■ **Exercise description**
Copy out the records in full, word for word, without pictures.

■ **Provided information**
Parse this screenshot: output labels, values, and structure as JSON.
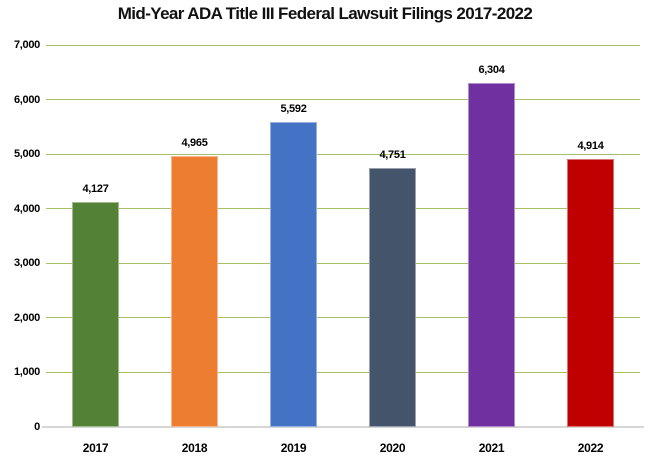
{
  "chart_data": {
    "type": "bar",
    "title": "Mid-Year ADA Title III Federal Lawsuit Filings 2017-2022",
    "categories": [
      "2017",
      "2018",
      "2019",
      "2020",
      "2021",
      "2022"
    ],
    "values": [
      4127,
      4965,
      5592,
      4751,
      6304,
      4914
    ],
    "value_labels": [
      "4,127",
      "4,965",
      "5,592",
      "4,751",
      "6,304",
      "4,914"
    ],
    "series": [
      {
        "name": "Mid-Year ADA Title III Federal Lawsuit Filings",
        "values": [
          4127,
          4965,
          5592,
          4751,
          6304,
          4914
        ]
      }
    ],
    "bar_colors": [
      "#538135",
      "#ED7D31",
      "#4472C4",
      "#44546A",
      "#7030A0",
      "#C00000"
    ],
    "bar_border_colors": [
      "#86ac66",
      "#f3a974",
      "#8faadc",
      "#8b99ab",
      "#a briefly",
      "#a894c4"
    ],
    "xlabel": "",
    "ylabel": "",
    "ylim": [
      0,
      7000
    ],
    "ytick_interval": 1000,
    "ytick_labels": [
      "0",
      "1,000",
      "2,000",
      "3,000",
      "4,000",
      "5,000",
      "6,000",
      "7,000"
    ],
    "grid": "horizontal",
    "gridline_color": "#a6c16a",
    "baseline_color": "#d6d6d6",
    "legend_position": "none",
    "background_color": "#ffffff",
    "text_color": "#000000"
  }
}
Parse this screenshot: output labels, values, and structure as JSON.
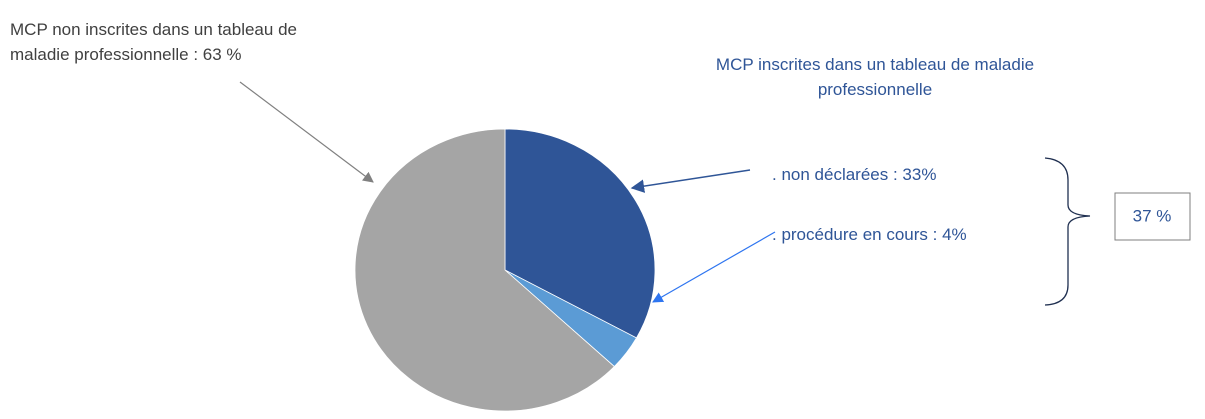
{
  "chart_data": {
    "type": "pie",
    "annotation": "MCP inscrites dans un tableau de maladie professionnelle",
    "total_label": "37 %",
    "series": [
      {
        "values": [
          33,
          4,
          63
        ],
        "value_labels": [
          ". non déclarées : 33%",
          ". procédure en cours : 4%",
          "MCP non inscrites dans un tableau de maladie professionnelle : 63 %"
        ],
        "colors": [
          "#2f5597",
          "#5b9bd5",
          "#a5a5a5"
        ]
      }
    ]
  }
}
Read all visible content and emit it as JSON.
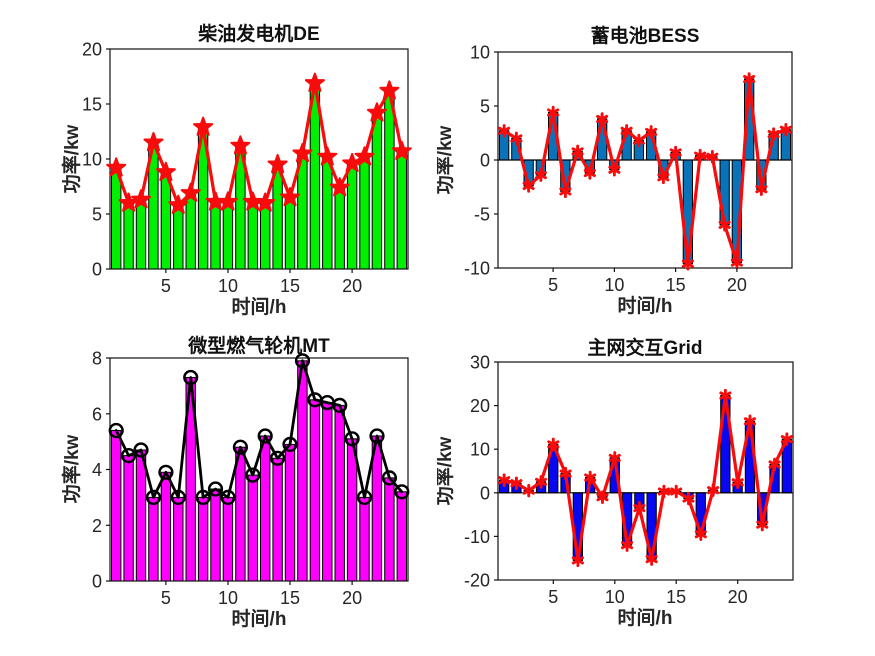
{
  "figure": {
    "background": "#ffffff",
    "axis_color": "#111111",
    "tick_label_color": "#262626"
  },
  "chart_data": [
    {
      "type": "bar",
      "title": "柴油发电机DE",
      "xlabel": "时间/h",
      "ylabel": "功率/kw",
      "x": [
        1,
        2,
        3,
        4,
        5,
        6,
        7,
        8,
        9,
        10,
        11,
        12,
        13,
        14,
        15,
        16,
        17,
        18,
        19,
        20,
        21,
        22,
        23,
        24
      ],
      "values": [
        9.2,
        6.0,
        6.3,
        11.5,
        8.8,
        5.8,
        6.9,
        12.9,
        6.1,
        6.1,
        11.2,
        6.1,
        6.0,
        9.5,
        6.5,
        10.5,
        16.9,
        10.2,
        7.4,
        9.6,
        10.2,
        14.2,
        16.2,
        10.7
      ],
      "ylim": [
        0,
        20
      ],
      "yticks": [
        0,
        5,
        10,
        15,
        20
      ],
      "xticks": [
        5,
        10,
        15,
        20
      ],
      "grid": false,
      "legend": null,
      "bar_color": "#00ee00",
      "bar_edge_color": "#000000",
      "line_color": "#f80b0b",
      "marker": "pentagram",
      "marker_color": "#f80b0b"
    },
    {
      "type": "bar",
      "title": "蓄电池BESS",
      "xlabel": "时间/h",
      "ylabel": "功率/kw",
      "x": [
        1,
        2,
        3,
        4,
        5,
        6,
        7,
        8,
        9,
        10,
        11,
        12,
        13,
        14,
        15,
        16,
        17,
        18,
        19,
        20,
        21,
        22,
        23,
        24
      ],
      "values": [
        2.7,
        2.0,
        -2.4,
        -1.4,
        4.4,
        -2.9,
        0.8,
        -1.2,
        3.8,
        -0.9,
        2.7,
        1.8,
        2.6,
        -1.6,
        0.7,
        -9.6,
        0.4,
        0.3,
        -6.0,
        -9.5,
        7.5,
        -2.7,
        2.4,
        2.8
      ],
      "ylim": [
        -10,
        10
      ],
      "yticks": [
        -10,
        -5,
        0,
        5,
        10
      ],
      "xticks": [
        5,
        10,
        15,
        20
      ],
      "grid": false,
      "legend": null,
      "bar_color": "#0a72b9",
      "bar_edge_color": "#000000",
      "line_color": "#f80b0b",
      "marker": "asterisk",
      "marker_color": "#f80b0b"
    },
    {
      "type": "bar",
      "title": "微型燃气轮机MT",
      "xlabel": "时间/h",
      "ylabel": "功率/kw",
      "x": [
        1,
        2,
        3,
        4,
        5,
        6,
        7,
        8,
        9,
        10,
        11,
        12,
        13,
        14,
        15,
        16,
        17,
        18,
        19,
        20,
        21,
        22,
        23,
        24
      ],
      "values": [
        5.4,
        4.5,
        4.7,
        3.0,
        3.9,
        3.0,
        7.3,
        3.0,
        3.3,
        3.0,
        4.8,
        3.8,
        5.2,
        4.4,
        4.9,
        7.9,
        6.5,
        6.4,
        6.3,
        5.1,
        3.0,
        5.2,
        3.7,
        3.2
      ],
      "ylim": [
        0,
        8
      ],
      "yticks": [
        0,
        2,
        4,
        6,
        8
      ],
      "xticks": [
        5,
        10,
        15,
        20
      ],
      "grid": false,
      "legend": null,
      "bar_color": "#ff00ff",
      "bar_edge_color": "#000000",
      "line_color": "#000000",
      "marker": "circle",
      "marker_color": "#000000"
    },
    {
      "type": "bar",
      "title": "主网交互Grid",
      "xlabel": "时间/h",
      "ylabel": "功率/kw",
      "x": [
        1,
        2,
        3,
        4,
        5,
        6,
        7,
        8,
        9,
        10,
        11,
        12,
        13,
        14,
        15,
        16,
        17,
        18,
        19,
        20,
        21,
        22,
        23,
        24
      ],
      "values": [
        2.9,
        2.2,
        0.5,
        2.5,
        11.1,
        4.4,
        -15.5,
        3.5,
        -1.0,
        8.0,
        -12.0,
        -3.5,
        -15.2,
        0.3,
        0.3,
        -1.3,
        -9.5,
        0.6,
        22.3,
        2.4,
        16.4,
        -7.3,
        6.5,
        12.3
      ],
      "ylim": [
        -20,
        30
      ],
      "yticks": [
        -20,
        -10,
        0,
        10,
        20,
        30
      ],
      "xticks": [
        5,
        10,
        15,
        20
      ],
      "grid": false,
      "legend": null,
      "bar_color": "#0808f0",
      "bar_edge_color": "#000000",
      "line_color": "#f80b0b",
      "marker": "asterisk",
      "marker_color": "#f80b0b"
    }
  ]
}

■ **Output below**
Parse this screenshot: output labels, values, and structure as JSON.
{
  "chart_data": {
    "type": "bar",
    "title": "Mid-Year ADA Title III Federal Lawsuit Filings 2017-2022",
    "categories": [
      "2017",
      "2018",
      "2019",
      "2020",
      "2021",
      "2022"
    ],
    "values": [
      4127,
      4965,
      5592,
      4751,
      6304,
      4914
    ],
    "value_labels": [
      "4,127",
      "4,965",
      "5,592",
      "4,751",
      "6,304",
      "4,914"
    ],
    "series": [
      {
        "name": "Mid-Year ADA Title III Federal Lawsuit Filings",
        "values": [
          4127,
          4965,
          5592,
          4751,
          6304,
          4914
        ]
      }
    ],
    "bar_colors": [
      "#538135",
      "#ED7D31",
      "#4472C4",
      "#44546A",
      "#7030A0",
      "#C00000"
    ],
    "bar_border_colors": [
      "#86ac66",
      "#f3a974",
      "#8faadc",
      "#8b99ab",
      "#a briefly",
      "#a894c4"
    ],
    "xlabel": "",
    "ylabel": "",
    "ylim": [
      0,
      7000
    ],
    "ytick_interval": 1000,
    "ytick_labels": [
      "0",
      "1,000",
      "2,000",
      "3,000",
      "4,000",
      "5,000",
      "6,000",
      "7,000"
    ],
    "grid": "horizontal",
    "gridline_color": "#a6c16a",
    "baseline_color": "#d6d6d6",
    "legend_position": "none",
    "background_color": "#ffffff",
    "text_color": "#000000"
  }
}
Parse this screenshot: output labels, values, and structure as JSON.
{
  "chart_data": {
    "type": "pie",
    "annotation": "MCP inscrites dans un tableau de maladie professionnelle",
    "total_label": "37 %",
    "series": [
      {
        "values": [
          33,
          4,
          63
        ],
        "value_labels": [
          ". non déclarées : 33%",
          ". procédure en cours : 4%",
          "MCP non inscrites dans un tableau de maladie professionnelle : 63 %"
        ],
        "colors": [
          "#2f5597",
          "#5b9bd5",
          "#a5a5a5"
        ]
      }
    ]
  }
}
Read all visible content and emit it as JSON.
{
  "figure": {
    "background": "#ffffff",
    "axis_color": "#111111",
    "tick_label_color": "#262626"
  },
  "chart_data": [
    {
      "type": "bar",
      "title": "柴油发电机DE",
      "xlabel": "时间/h",
      "ylabel": "功率/kw",
      "x": [
        1,
        2,
        3,
        4,
        5,
        6,
        7,
        8,
        9,
        10,
        11,
        12,
        13,
        14,
        15,
        16,
        17,
        18,
        19,
        20,
        21,
        22,
        23,
        24
      ],
      "values": [
        9.2,
        6.0,
        6.3,
        11.5,
        8.8,
        5.8,
        6.9,
        12.9,
        6.1,
        6.1,
        11.2,
        6.1,
        6.0,
        9.5,
        6.5,
        10.5,
        16.9,
        10.2,
        7.4,
        9.6,
        10.2,
        14.2,
        16.2,
        10.7
      ],
      "ylim": [
        0,
        20
      ],
      "yticks": [
        0,
        5,
        10,
        15,
        20
      ],
      "xticks": [
        5,
        10,
        15,
        20
      ],
      "grid": false,
      "legend": null,
      "bar_color": "#00ee00",
      "bar_edge_color": "#000000",
      "line_color": "#f80b0b",
      "marker": "pentagram",
      "marker_color": "#f80b0b"
    },
    {
      "type": "bar",
      "title": "蓄电池BESS",
      "xlabel": "时间/h",
      "ylabel": "功率/kw",
      "x": [
        1,
        2,
        3,
        4,
        5,
        6,
        7,
        8,
        9,
        10,
        11,
        12,
        13,
        14,
        15,
        16,
        17,
        18,
        19,
        20,
        21,
        22,
        23,
        24
      ],
      "values": [
        2.7,
        2.0,
        -2.4,
        -1.4,
        4.4,
        -2.9,
        0.8,
        -1.2,
        3.8,
        -0.9,
        2.7,
        1.8,
        2.6,
        -1.6,
        0.7,
        -9.6,
        0.4,
        0.3,
        -6.0,
        -9.5,
        7.5,
        -2.7,
        2.4,
        2.8
      ],
      "ylim": [
        -10,
        10
      ],
      "yticks": [
        -10,
        -5,
        0,
        5,
        10
      ],
      "xticks": [
        5,
        10,
        15,
        20
      ],
      "grid": false,
      "legend": null,
      "bar_color": "#0a72b9",
      "bar_edge_color": "#000000",
      "line_color": "#f80b0b",
      "marker": "asterisk",
      "marker_color": "#f80b0b"
    },
    {
      "type": "bar",
      "title": "微型燃气轮机MT",
      "xlabel": "时间/h",
      "ylabel": "功率/kw",
      "x": [
        1,
        2,
        3,
        4,
        5,
        6,
        7,
        8,
        9,
        10,
        11,
        12,
        13,
        14,
        15,
        16,
        17,
        18,
        19,
        20,
        21,
        22,
        23,
        24
      ],
      "values": [
        5.4,
        4.5,
        4.7,
        3.0,
        3.9,
        3.0,
        7.3,
        3.0,
        3.3,
        3.0,
        4.8,
        3.8,
        5.2,
        4.4,
        4.9,
        7.9,
        6.5,
        6.4,
        6.3,
        5.1,
        3.0,
        5.2,
        3.7,
        3.2
      ],
      "ylim": [
        0,
        8
      ],
      "yticks": [
        0,
        2,
        4,
        6,
        8
      ],
      "xticks": [
        5,
        10,
        15,
        20
      ],
      "grid": false,
      "legend": null,
      "bar_color": "#ff00ff",
      "bar_edge_color": "#000000",
      "line_color": "#000000",
      "marker": "circle",
      "marker_color": "#000000"
    },
    {
      "type": "bar",
      "title": "主网交互Grid",
      "xlabel": "时间/h",
      "ylabel": "功率/kw",
      "x": [
        1,
        2,
        3,
        4,
        5,
        6,
        7,
        8,
        9,
        10,
        11,
        12,
        13,
        14,
        15,
        16,
        17,
        18,
        19,
        20,
        21,
        22,
        23,
        24
      ],
      "values": [
        2.9,
        2.2,
        0.5,
        2.5,
        11.1,
        4.4,
        -15.5,
        3.5,
        -1.0,
        8.0,
        -12.0,
        -3.5,
        -15.2,
        0.3,
        0.3,
        -1.3,
        -9.5,
        0.6,
        22.3,
        2.4,
        16.4,
        -7.3,
        6.5,
        12.3
      ],
      "ylim": [
        -20,
        30
      ],
      "yticks": [
        -20,
        -10,
        0,
        10,
        20,
        30
      ],
      "xticks": [
        5,
        10,
        15,
        20
      ],
      "grid": false,
      "legend": null,
      "bar_color": "#0808f0",
      "bar_edge_color": "#000000",
      "line_color": "#f80b0b",
      "marker": "asterisk",
      "marker_color": "#f80b0b"
    }
  ]
}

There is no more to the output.